[Stored data entries]

(begin)

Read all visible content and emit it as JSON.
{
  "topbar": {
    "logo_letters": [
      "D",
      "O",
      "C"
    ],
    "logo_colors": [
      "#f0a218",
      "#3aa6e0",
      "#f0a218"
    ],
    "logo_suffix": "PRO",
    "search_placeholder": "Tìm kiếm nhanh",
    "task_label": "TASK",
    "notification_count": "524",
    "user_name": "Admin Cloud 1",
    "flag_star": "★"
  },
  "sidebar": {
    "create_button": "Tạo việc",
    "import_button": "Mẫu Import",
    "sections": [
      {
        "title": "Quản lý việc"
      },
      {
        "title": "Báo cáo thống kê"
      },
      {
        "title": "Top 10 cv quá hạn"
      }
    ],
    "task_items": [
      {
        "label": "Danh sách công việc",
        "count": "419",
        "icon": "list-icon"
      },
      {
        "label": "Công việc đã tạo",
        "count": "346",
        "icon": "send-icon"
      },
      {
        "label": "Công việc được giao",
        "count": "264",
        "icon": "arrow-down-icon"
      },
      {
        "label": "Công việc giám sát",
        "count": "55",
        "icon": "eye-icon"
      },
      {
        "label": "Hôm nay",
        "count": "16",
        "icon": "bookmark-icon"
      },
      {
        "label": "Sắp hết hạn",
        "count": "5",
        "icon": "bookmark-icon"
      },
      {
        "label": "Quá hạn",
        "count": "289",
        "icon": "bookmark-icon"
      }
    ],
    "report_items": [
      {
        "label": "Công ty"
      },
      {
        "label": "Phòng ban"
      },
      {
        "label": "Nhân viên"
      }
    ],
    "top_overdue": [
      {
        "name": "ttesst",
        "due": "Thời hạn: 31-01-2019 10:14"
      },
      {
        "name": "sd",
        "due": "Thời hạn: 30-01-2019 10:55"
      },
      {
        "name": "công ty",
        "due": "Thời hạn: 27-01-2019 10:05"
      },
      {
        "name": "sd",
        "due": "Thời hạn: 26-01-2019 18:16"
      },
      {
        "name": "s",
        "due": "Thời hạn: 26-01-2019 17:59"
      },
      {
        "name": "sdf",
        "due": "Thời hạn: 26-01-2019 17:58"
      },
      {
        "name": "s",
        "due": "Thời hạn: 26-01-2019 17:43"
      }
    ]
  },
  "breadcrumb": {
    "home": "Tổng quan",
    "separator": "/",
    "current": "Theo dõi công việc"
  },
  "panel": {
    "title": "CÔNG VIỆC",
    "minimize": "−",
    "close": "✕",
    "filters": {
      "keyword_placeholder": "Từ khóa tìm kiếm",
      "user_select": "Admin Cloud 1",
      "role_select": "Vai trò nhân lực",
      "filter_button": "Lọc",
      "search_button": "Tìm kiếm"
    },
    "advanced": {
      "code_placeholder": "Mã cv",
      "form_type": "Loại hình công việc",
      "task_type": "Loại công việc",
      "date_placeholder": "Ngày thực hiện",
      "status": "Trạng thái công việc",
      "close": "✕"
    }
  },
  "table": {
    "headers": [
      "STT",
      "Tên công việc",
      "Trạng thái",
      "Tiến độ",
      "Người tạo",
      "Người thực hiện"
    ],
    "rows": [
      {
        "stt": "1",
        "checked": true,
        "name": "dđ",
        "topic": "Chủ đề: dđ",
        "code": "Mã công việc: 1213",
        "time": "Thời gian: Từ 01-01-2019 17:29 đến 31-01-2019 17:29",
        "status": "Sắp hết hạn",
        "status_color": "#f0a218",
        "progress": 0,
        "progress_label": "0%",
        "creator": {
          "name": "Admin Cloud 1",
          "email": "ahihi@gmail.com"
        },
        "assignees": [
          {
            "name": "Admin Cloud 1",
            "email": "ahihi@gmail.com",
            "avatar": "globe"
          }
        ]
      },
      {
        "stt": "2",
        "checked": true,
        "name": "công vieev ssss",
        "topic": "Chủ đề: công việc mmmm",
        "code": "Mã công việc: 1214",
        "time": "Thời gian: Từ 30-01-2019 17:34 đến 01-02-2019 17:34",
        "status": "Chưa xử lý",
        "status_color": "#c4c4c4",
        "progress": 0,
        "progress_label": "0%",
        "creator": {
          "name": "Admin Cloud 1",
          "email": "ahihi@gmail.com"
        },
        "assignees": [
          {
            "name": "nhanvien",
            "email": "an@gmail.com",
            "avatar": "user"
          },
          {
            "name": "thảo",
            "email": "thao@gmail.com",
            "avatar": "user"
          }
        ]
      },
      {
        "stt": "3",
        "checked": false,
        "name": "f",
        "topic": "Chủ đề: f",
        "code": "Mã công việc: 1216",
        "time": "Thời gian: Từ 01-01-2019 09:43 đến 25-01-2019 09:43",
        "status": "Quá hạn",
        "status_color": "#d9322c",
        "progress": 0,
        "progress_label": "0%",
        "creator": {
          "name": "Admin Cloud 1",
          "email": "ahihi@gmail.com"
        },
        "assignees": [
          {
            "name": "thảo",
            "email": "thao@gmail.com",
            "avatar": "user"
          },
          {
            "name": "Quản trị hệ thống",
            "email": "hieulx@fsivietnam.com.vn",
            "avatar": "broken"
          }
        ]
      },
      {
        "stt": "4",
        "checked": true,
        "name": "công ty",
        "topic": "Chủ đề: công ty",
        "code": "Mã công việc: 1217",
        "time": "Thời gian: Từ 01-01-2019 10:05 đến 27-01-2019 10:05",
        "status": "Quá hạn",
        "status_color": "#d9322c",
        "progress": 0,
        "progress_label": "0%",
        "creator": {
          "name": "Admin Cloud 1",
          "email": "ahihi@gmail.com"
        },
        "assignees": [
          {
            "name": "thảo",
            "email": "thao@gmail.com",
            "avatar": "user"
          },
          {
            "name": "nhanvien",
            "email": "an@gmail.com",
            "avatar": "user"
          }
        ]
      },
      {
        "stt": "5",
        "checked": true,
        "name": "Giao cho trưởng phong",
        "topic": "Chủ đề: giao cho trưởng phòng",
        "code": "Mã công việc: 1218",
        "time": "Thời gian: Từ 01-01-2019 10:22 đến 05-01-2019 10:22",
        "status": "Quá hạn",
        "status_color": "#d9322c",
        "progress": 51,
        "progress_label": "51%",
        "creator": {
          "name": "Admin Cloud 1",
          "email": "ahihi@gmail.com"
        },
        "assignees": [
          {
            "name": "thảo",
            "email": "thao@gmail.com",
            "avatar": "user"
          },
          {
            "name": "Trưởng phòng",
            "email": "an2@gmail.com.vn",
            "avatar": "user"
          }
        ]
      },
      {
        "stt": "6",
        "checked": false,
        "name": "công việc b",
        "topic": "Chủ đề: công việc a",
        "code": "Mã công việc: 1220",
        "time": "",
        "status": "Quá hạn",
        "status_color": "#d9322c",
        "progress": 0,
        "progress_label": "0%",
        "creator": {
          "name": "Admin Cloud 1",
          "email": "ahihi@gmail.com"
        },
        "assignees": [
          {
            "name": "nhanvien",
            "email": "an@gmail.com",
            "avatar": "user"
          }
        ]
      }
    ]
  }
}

(end)

Each line of the data that includes the word "gian" counts once; report the total and nothing more.

◆ Solution to this problem: 5